**Exercise details:** Check the listing below line by line and report how many lines hold "Rồng", with no other words.

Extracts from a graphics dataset
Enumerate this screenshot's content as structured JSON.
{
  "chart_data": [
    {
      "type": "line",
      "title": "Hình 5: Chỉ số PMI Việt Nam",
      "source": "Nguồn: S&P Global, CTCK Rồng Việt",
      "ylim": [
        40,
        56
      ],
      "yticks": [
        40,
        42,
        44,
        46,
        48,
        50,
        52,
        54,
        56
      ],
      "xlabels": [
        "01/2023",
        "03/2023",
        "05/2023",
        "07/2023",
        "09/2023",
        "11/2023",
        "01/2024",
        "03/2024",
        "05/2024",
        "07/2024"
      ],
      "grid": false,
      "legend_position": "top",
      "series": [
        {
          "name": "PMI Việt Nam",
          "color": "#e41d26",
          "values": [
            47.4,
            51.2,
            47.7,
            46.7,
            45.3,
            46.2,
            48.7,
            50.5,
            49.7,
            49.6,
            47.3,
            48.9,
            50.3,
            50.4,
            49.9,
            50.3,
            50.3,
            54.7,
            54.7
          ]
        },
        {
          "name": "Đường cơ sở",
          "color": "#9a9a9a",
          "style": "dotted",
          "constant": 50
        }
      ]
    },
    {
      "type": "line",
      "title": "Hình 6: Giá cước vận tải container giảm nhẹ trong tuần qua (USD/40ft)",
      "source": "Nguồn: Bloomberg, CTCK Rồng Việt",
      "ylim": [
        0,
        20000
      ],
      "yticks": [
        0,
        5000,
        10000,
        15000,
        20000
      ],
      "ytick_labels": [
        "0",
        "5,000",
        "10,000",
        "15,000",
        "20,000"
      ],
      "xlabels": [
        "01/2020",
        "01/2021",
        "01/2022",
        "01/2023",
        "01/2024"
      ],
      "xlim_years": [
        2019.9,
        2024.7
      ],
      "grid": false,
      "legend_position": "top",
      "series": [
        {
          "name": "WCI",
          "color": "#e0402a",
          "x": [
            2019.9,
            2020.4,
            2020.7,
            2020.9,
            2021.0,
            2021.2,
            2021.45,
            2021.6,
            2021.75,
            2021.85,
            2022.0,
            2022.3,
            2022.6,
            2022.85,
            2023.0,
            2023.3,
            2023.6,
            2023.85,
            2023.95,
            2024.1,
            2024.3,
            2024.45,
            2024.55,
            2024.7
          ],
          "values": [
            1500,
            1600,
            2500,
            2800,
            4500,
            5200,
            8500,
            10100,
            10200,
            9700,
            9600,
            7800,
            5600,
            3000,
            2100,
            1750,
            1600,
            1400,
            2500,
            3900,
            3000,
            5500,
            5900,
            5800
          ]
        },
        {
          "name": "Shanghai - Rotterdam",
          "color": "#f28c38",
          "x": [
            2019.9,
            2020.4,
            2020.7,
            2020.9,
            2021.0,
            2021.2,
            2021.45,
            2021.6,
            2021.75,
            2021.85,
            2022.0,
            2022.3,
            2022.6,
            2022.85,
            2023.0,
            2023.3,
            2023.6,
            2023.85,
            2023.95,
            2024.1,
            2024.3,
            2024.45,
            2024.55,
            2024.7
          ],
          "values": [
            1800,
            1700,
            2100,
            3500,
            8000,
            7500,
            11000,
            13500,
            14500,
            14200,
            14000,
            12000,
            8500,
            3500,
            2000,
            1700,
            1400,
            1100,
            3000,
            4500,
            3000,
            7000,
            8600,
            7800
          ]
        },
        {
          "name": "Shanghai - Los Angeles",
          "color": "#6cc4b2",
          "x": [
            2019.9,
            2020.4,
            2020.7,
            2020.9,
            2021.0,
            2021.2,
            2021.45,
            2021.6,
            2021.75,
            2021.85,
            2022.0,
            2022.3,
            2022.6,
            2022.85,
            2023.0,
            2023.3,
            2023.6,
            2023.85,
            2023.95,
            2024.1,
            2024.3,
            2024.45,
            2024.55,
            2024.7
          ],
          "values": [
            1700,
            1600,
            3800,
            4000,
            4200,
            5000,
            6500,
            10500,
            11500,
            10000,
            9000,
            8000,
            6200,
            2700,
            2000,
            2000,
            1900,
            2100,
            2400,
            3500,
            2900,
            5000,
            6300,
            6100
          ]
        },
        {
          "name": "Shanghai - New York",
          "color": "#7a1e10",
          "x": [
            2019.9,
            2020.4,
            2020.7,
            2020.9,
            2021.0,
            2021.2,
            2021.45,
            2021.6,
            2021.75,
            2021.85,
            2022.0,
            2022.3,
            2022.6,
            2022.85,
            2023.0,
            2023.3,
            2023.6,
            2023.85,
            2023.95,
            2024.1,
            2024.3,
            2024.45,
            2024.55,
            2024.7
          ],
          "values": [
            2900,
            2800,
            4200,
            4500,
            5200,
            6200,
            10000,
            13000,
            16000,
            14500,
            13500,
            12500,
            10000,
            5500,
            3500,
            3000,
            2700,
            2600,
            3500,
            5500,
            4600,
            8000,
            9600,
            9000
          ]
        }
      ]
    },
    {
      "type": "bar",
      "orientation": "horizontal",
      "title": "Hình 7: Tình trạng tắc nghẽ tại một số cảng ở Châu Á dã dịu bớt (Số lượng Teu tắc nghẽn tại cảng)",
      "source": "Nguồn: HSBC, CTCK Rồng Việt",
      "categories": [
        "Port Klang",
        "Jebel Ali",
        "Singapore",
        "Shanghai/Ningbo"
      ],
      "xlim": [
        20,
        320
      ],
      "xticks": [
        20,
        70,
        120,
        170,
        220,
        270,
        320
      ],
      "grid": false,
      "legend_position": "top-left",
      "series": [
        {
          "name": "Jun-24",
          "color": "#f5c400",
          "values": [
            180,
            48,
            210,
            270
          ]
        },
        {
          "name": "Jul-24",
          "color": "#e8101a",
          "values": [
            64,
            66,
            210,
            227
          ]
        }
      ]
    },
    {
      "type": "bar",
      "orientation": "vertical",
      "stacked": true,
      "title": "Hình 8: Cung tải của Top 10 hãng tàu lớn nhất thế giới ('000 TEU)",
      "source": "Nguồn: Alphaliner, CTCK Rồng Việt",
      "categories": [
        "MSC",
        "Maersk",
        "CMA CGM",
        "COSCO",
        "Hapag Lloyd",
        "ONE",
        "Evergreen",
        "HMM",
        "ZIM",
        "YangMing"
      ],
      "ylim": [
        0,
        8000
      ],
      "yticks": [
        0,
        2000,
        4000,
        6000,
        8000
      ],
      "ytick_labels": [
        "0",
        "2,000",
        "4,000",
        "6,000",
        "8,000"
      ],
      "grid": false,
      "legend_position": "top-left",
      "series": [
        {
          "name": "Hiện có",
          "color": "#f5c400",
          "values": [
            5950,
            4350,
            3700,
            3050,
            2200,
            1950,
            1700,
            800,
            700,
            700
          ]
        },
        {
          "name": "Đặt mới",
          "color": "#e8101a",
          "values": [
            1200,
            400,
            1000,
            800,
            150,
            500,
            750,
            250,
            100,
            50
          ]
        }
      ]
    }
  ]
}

**The solution:** 4